Dataset rows:
========

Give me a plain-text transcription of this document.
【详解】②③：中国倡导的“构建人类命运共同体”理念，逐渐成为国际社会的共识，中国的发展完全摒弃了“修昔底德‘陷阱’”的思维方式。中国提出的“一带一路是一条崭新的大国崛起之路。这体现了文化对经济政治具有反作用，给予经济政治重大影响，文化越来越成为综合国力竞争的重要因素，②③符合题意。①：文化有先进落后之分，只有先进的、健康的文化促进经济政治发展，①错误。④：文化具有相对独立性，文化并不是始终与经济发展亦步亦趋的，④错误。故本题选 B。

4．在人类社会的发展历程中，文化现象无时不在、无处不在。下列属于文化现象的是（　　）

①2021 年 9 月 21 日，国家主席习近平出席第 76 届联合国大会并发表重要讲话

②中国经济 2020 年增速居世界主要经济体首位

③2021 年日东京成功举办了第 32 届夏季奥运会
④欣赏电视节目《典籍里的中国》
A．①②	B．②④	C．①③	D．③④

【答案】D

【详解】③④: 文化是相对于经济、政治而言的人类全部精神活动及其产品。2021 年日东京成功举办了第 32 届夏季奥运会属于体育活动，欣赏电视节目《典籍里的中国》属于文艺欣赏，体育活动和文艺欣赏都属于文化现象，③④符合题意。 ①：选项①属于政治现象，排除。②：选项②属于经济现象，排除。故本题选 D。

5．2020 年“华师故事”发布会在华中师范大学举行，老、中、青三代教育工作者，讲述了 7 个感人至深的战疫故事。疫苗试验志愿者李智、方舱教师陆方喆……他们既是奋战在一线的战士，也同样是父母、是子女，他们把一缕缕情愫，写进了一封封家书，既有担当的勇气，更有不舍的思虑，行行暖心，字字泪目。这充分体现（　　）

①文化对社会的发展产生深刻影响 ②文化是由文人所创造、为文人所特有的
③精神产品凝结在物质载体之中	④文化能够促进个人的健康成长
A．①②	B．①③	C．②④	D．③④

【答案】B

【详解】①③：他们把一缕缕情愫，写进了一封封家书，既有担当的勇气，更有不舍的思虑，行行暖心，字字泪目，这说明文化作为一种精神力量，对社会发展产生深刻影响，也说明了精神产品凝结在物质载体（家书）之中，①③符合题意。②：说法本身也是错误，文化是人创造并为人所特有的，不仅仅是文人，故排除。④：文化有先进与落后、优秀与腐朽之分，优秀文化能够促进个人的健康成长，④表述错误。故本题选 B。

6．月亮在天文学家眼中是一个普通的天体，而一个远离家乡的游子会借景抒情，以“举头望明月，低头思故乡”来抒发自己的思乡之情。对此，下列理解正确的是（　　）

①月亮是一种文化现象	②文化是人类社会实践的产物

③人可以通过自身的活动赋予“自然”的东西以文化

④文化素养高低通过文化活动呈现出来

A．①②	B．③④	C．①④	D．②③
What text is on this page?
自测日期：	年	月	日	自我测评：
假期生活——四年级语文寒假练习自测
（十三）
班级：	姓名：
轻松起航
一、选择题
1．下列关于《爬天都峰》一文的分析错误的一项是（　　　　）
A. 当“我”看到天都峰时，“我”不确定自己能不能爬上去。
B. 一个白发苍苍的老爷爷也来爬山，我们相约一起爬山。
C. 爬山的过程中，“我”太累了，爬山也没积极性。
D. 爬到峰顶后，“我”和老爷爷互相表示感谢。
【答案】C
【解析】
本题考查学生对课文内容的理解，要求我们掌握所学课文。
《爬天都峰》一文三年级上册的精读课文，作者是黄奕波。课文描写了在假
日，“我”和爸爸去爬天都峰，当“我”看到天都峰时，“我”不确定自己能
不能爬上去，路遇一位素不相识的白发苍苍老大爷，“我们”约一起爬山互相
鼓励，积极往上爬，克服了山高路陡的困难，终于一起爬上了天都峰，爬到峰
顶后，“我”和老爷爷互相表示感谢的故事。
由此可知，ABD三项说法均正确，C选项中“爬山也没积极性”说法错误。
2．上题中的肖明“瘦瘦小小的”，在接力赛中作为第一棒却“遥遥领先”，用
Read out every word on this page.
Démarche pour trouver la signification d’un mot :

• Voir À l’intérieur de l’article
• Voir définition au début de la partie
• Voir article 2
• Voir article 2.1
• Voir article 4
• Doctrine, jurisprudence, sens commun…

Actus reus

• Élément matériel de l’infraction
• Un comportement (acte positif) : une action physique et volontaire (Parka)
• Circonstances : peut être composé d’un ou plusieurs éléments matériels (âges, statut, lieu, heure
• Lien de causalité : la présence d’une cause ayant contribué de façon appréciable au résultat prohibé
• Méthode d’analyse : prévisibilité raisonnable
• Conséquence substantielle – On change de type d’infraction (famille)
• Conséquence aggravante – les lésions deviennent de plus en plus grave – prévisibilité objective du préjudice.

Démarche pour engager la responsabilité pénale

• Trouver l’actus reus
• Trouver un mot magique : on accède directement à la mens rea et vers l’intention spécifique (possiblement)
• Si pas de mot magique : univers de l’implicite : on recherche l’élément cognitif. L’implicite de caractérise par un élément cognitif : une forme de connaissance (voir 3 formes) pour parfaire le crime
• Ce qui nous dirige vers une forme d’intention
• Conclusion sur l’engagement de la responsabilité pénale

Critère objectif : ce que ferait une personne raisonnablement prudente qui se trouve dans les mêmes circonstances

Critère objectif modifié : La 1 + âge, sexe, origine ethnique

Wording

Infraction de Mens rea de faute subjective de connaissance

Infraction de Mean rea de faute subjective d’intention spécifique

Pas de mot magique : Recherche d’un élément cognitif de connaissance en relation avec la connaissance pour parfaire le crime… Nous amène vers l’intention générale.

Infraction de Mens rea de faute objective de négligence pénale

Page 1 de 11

========

Goal:
Using the listing above, gather each line that holds the string "subjective" and copy it.

Response to the task:
Infraction de Mens rea de faute subjective de connaissance
Infraction de Mean rea de faute subjective d’intention spécifique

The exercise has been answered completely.